>> start

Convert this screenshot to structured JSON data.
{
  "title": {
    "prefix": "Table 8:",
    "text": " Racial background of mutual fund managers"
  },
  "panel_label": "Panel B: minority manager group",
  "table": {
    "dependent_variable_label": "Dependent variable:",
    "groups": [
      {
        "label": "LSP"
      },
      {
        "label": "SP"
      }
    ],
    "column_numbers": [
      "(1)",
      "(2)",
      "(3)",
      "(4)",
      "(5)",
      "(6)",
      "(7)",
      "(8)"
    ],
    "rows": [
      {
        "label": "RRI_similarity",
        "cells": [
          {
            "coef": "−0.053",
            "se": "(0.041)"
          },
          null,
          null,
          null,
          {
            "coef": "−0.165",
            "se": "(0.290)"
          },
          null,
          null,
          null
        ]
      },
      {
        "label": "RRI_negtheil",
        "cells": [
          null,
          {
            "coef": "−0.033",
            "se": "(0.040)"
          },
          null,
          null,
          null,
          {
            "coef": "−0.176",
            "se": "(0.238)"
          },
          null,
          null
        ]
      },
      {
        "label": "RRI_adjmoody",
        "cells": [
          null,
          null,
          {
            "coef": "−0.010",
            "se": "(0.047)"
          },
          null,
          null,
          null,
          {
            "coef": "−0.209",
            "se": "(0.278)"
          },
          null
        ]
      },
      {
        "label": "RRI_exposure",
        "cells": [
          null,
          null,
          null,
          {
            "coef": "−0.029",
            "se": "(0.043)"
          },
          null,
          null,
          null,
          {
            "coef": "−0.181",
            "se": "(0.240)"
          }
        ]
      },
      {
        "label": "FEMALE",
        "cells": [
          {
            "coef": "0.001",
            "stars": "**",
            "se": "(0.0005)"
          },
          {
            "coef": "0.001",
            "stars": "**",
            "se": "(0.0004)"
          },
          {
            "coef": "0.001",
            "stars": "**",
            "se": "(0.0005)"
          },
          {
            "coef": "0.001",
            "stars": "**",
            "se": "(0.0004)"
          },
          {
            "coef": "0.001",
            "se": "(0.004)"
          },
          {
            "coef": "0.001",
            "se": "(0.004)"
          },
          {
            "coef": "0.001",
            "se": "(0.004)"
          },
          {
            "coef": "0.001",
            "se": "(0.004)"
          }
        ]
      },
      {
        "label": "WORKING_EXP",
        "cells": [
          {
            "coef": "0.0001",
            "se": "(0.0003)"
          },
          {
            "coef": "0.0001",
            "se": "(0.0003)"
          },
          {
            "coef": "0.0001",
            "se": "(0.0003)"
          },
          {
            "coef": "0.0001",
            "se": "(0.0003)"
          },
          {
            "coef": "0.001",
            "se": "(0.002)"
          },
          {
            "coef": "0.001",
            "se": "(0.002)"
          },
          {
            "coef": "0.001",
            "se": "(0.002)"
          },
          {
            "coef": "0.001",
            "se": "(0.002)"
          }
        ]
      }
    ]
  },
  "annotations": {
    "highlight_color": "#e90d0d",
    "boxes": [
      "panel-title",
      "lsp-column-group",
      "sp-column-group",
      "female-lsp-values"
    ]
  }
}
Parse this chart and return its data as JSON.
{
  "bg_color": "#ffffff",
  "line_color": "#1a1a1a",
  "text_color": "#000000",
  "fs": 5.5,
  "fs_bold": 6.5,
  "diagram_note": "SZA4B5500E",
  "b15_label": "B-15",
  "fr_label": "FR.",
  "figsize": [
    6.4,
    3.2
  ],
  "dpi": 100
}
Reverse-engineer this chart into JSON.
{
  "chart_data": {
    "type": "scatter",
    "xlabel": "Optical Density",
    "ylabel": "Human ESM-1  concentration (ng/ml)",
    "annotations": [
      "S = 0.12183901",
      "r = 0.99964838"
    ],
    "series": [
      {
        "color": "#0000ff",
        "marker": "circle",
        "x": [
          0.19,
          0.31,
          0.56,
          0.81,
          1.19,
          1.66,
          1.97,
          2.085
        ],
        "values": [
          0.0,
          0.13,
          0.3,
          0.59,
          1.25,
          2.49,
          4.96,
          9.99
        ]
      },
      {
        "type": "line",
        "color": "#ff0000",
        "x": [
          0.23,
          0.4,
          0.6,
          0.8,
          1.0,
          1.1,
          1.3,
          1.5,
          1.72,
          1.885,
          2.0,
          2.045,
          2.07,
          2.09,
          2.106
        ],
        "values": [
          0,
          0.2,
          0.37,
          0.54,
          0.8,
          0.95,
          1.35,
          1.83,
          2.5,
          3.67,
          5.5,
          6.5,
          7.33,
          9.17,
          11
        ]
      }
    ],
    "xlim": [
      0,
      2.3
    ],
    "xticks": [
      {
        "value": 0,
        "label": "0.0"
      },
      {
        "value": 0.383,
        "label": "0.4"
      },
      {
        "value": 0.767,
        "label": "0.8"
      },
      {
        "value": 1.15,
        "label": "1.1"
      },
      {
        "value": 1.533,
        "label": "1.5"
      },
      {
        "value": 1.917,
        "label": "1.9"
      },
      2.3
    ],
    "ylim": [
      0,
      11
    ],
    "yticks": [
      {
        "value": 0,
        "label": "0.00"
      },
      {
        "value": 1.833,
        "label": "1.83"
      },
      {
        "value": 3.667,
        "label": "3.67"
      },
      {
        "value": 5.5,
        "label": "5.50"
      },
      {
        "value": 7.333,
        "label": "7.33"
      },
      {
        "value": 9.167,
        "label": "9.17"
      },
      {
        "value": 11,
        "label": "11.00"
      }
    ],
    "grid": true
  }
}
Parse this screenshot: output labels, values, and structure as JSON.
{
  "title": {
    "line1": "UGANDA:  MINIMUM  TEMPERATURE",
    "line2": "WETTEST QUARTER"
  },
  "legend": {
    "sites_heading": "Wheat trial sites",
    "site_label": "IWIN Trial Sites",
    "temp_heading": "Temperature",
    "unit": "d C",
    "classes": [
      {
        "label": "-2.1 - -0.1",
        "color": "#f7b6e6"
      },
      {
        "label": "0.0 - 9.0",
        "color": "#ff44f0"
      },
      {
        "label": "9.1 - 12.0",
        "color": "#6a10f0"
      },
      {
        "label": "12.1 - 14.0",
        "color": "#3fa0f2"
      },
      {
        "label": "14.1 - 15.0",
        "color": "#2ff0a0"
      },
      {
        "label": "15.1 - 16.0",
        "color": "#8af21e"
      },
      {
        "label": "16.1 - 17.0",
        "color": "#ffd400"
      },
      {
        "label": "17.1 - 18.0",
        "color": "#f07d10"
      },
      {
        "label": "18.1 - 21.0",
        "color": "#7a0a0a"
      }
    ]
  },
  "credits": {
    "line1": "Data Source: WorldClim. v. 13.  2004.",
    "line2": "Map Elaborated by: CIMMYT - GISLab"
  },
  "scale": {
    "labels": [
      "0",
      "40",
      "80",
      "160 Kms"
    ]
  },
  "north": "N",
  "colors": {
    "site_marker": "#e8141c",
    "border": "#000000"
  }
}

>> end

* [WHAT YOU WILL DO] Copy all of the data exactly.

* [EXERCISE ANSWER]
Convert this screenshot to structured JSON data.
{
  "title": {
    "prefix": "Table 8:",
    "text": " Racial background of mutual fund managers"
  },
  "panel_label": "Panel B: minority manager group",
  "table": {
    "dependent_variable_label": "Dependent variable:",
    "groups": [
      {
        "label": "LSP"
      },
      {
        "label": "SP"
      }
    ],
    "column_numbers": [
      "(1)",
      "(2)",
      "(3)",
      "(4)",
      "(5)",
      "(6)",
      "(7)",
      "(8)"
    ],
    "rows": [
      {
        "label": "RRI_similarity",
        "cells": [
          {
            "coef": "−0.053",
            "se": "(0.041)"
          },
          null,
          null,
          null,
          {
            "coef": "−0.165",
            "se": "(0.290)"
          },
          null,
          null,
          null
        ]
      },
      {
        "label": "RRI_negtheil",
        "cells": [
          null,
          {
            "coef": "−0.033",
            "se": "(0.040)"
          },
          null,
          null,
          null,
          {
            "coef": "−0.176",
            "se": "(0.238)"
          },
          null,
          null
        ]
      },
      {
        "label": "RRI_adjmoody",
        "cells": [
          null,
          null,
          {
            "coef": "−0.010",
            "se": "(0.047)"
          },
          null,
          null,
          null,
          {
            "coef": "−0.209",
            "se": "(0.278)"
          },
          null
        ]
      },
      {
        "label": "RRI_exposure",
        "cells": [
          null,
          null,
          null,
          {
            "coef": "−0.029",
            "se": "(0.043)"
          },
          null,
          null,
          null,
          {
            "coef": "−0.181",
            "se": "(0.240)"
          }
        ]
      },
      {
        "label": "FEMALE",
        "cells": [
          {
            "coef": "0.001",
            "stars": "**",
            "se": "(0.0005)"
          },
          {
            "coef": "0.001",
            "stars": "**",
            "se": "(0.0004)"
          },
          {
            "coef": "0.001",
            "stars": "**",
            "se": "(0.0005)"
          },
          {
            "coef": "0.001",
            "stars": "**",
            "se": "(0.0004)"
          },
          {
            "coef": "0.001",
            "se": "(0.004)"
          },
          {
            "coef": "0.001",
            "se": "(0.004)"
          },
          {
            "coef": "0.001",
            "se": "(0.004)"
          },
          {
            "coef": "0.001",
            "se": "(0.004)"
          }
        ]
      },
      {
        "label": "WORKING_EXP",
        "cells": [
          {
            "coef": "0.0001",
            "se": "(0.0003)"
          },
          {
            "coef": "0.0001",
            "se": "(0.0003)"
          },
          {
            "coef": "0.0001",
            "se": "(0.0003)"
          },
          {
            "coef": "0.0001",
            "se": "(0.0003)"
          },
          {
            "coef": "0.001",
            "se": "(0.002)"
          },
          {
            "coef": "0.001",
            "se": "(0.002)"
          },
          {
            "coef": "0.001",
            "se": "(0.002)"
          },
          {
            "coef": "0.001",
            "se": "(0.002)"
          }
        ]
      }
    ]
  },
  "annotations": {
    "highlight_color": "#e90d0d",
    "boxes": [
      "panel-title",
      "lsp-column-group",
      "sp-column-group",
      "female-lsp-values"
    ]
  }
}
Parse this chart and return its data as JSON.
{
  "bg_color": "#ffffff",
  "line_color": "#1a1a1a",
  "text_color": "#000000",
  "fs": 5.5,
  "fs_bold": 6.5,
  "diagram_note": "SZA4B5500E",
  "b15_label": "B-15",
  "fr_label": "FR.",
  "figsize": [
    6.4,
    3.2
  ],
  "dpi": 100
}
Reverse-engineer this chart into JSON.
{
  "chart_data": {
    "type": "scatter",
    "xlabel": "Optical Density",
    "ylabel": "Human ESM-1  concentration (ng/ml)",
    "annotations": [
      "S = 0.12183901",
      "r = 0.99964838"
    ],
    "series": [
      {
        "color": "#0000ff",
        "marker": "circle",
        "x": [
          0.19,
          0.31,
          0.56,
          0.81,
          1.19,
          1.66,
          1.97,
          2.085
        ],
        "values": [
          0.0,
          0.13,
          0.3,
          0.59,
          1.25,
          2.49,
          4.96,
          9.99
        ]
      },
      {
        "type": "line",
        "color": "#ff0000",
        "x": [
          0.23,
          0.4,
          0.6,
          0.8,
          1.0,
          1.1,
          1.3,
          1.5,
          1.72,
          1.885,
          2.0,
          2.045,
          2.07,
          2.09,
          2.106
        ],
        "values": [
          0,
          0.2,
          0.37,
          0.54,
          0.8,
          0.95,
          1.35,
          1.83,
          2.5,
          3.67,
          5.5,
          6.5,
          7.33,
          9.17,
          11
        ]
      }
    ],
    "xlim": [
      0,
      2.3
    ],
    "xticks": [
      {
        "value": 0,
        "label": "0.0"
      },
      {
        "value": 0.383,
        "label": "0.4"
      },
      {
        "value": 0.767,
        "label": "0.8"
      },
      {
        "value": 1.15,
        "label": "1.1"
      },
      {
        "value": 1.533,
        "label": "1.5"
      },
      {
        "value": 1.917,
        "label": "1.9"
      },
      2.3
    ],
    "ylim": [
      0,
      11
    ],
    "yticks": [
      {
        "value": 0,
        "label": "0.00"
      },
      {
        "value": 1.833,
        "label": "1.83"
      },
      {
        "value": 3.667,
        "label": "3.67"
      },
      {
        "value": 5.5,
        "label": "5.50"
      },
      {
        "value": 7.333,
        "label": "7.33"
      },
      {
        "value": 9.167,
        "label": "9.17"
      },
      {
        "value": 11,
        "label": "11.00"
      }
    ],
    "grid": true
  }
}
Parse this screenshot: output labels, values, and structure as JSON.
{
  "title": {
    "line1": "UGANDA:  MINIMUM  TEMPERATURE",
    "line2": "WETTEST QUARTER"
  },
  "legend": {
    "sites_heading": "Wheat trial sites",
    "site_label": "IWIN Trial Sites",
    "temp_heading": "Temperature",
    "unit": "d C",
    "classes": [
      {
        "label": "-2.1 - -0.1",
        "color": "#f7b6e6"
      },
      {
        "label": "0.0 - 9.0",
        "color": "#ff44f0"
      },
      {
        "label": "9.1 - 12.0",
        "color": "#6a10f0"
      },
      {
        "label": "12.1 - 14.0",
        "color": "#3fa0f2"
      },
      {
        "label": "14.1 - 15.0",
        "color": "#2ff0a0"
      },
      {
        "label": "15.1 - 16.0",
        "color": "#8af21e"
      },
      {
        "label": "16.1 - 17.0",
        "color": "#ffd400"
      },
      {
        "label": "17.1 - 18.0",
        "color": "#f07d10"
      },
      {
        "label": "18.1 - 21.0",
        "color": "#7a0a0a"
      }
    ]
  },
  "credits": {
    "line1": "Data Source: WorldClim. v. 13.  2004.",
    "line2": "Map Elaborated by: CIMMYT - GISLab"
  },
  "scale": {
    "labels": [
      "0",
      "40",
      "80",
      "160 Kms"
    ]
  },
  "north": "N",
  "colors": {
    "site_marker": "#e8141c",
    "border": "#000000"
  }
}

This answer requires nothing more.